● What this task involves
Reproduce the records below exactly as they appear, omitting any pictures they contain.

● Recorded data
§ §

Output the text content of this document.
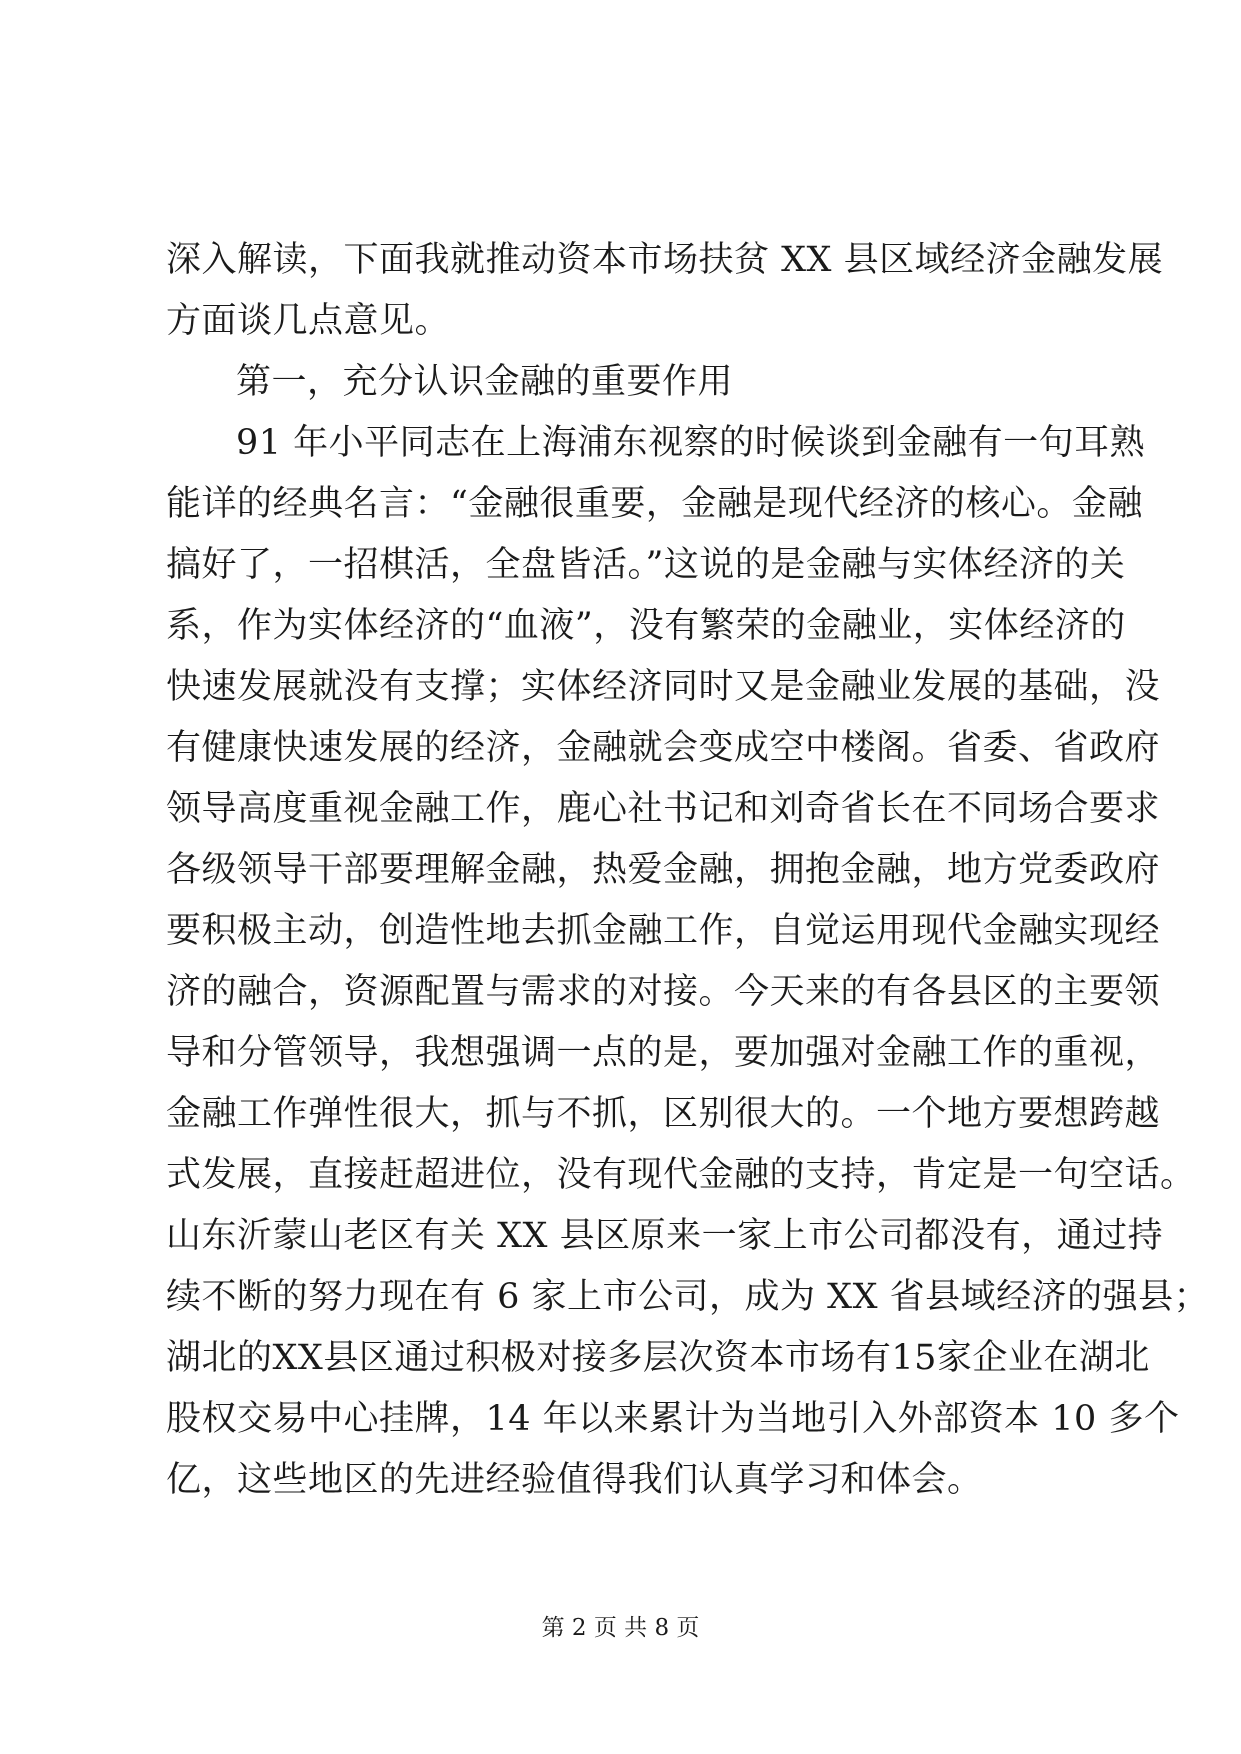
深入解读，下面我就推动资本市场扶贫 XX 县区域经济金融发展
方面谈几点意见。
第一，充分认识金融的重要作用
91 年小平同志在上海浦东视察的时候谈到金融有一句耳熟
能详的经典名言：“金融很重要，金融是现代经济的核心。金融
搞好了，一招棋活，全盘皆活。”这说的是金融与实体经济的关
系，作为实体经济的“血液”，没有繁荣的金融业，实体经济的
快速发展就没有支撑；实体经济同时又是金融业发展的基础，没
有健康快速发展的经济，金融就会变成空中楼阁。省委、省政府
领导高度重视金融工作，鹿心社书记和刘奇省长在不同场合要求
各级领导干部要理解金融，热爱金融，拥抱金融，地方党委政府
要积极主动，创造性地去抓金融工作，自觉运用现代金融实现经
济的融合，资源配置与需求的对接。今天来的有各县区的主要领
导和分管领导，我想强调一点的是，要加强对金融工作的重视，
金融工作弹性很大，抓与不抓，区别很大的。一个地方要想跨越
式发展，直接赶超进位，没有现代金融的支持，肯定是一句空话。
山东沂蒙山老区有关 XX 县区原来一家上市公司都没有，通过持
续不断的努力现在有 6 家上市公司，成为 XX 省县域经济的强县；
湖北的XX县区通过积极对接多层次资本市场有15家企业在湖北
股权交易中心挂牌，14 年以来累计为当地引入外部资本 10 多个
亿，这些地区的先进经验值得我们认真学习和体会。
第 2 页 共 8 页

§ §

● Result of this exercise
Output the text content of this document.
深入解读，下面我就推动资本市场扶贫 XX 县区域经济金融发展
方面谈几点意见。
第一，充分认识金融的重要作用
91 年小平同志在上海浦东视察的时候谈到金融有一句耳熟
能详的经典名言：“金融很重要，金融是现代经济的核心。金融
搞好了，一招棋活，全盘皆活。”这说的是金融与实体经济的关
系，作为实体经济的“血液”，没有繁荣的金融业，实体经济的
快速发展就没有支撑；实体经济同时又是金融业发展的基础，没
有健康快速发展的经济，金融就会变成空中楼阁。省委、省政府
领导高度重视金融工作，鹿心社书记和刘奇省长在不同场合要求
各级领导干部要理解金融，热爱金融，拥抱金融，地方党委政府
要积极主动，创造性地去抓金融工作，自觉运用现代金融实现经
济的融合，资源配置与需求的对接。今天来的有各县区的主要领
导和分管领导，我想强调一点的是，要加强对金融工作的重视，
金融工作弹性很大，抓与不抓，区别很大的。一个地方要想跨越
式发展，直接赶超进位，没有现代金融的支持，肯定是一句空话。
山东沂蒙山老区有关 XX 县区原来一家上市公司都没有，通过持
续不断的努力现在有 6 家上市公司，成为 XX 省县域经济的强县；
湖北的XX县区通过积极对接多层次资本市场有15家企业在湖北
股权交易中心挂牌，14 年以来累计为当地引入外部资本 10 多个
亿，这些地区的先进经验值得我们认真学习和体会。
第 2 页 共 8 页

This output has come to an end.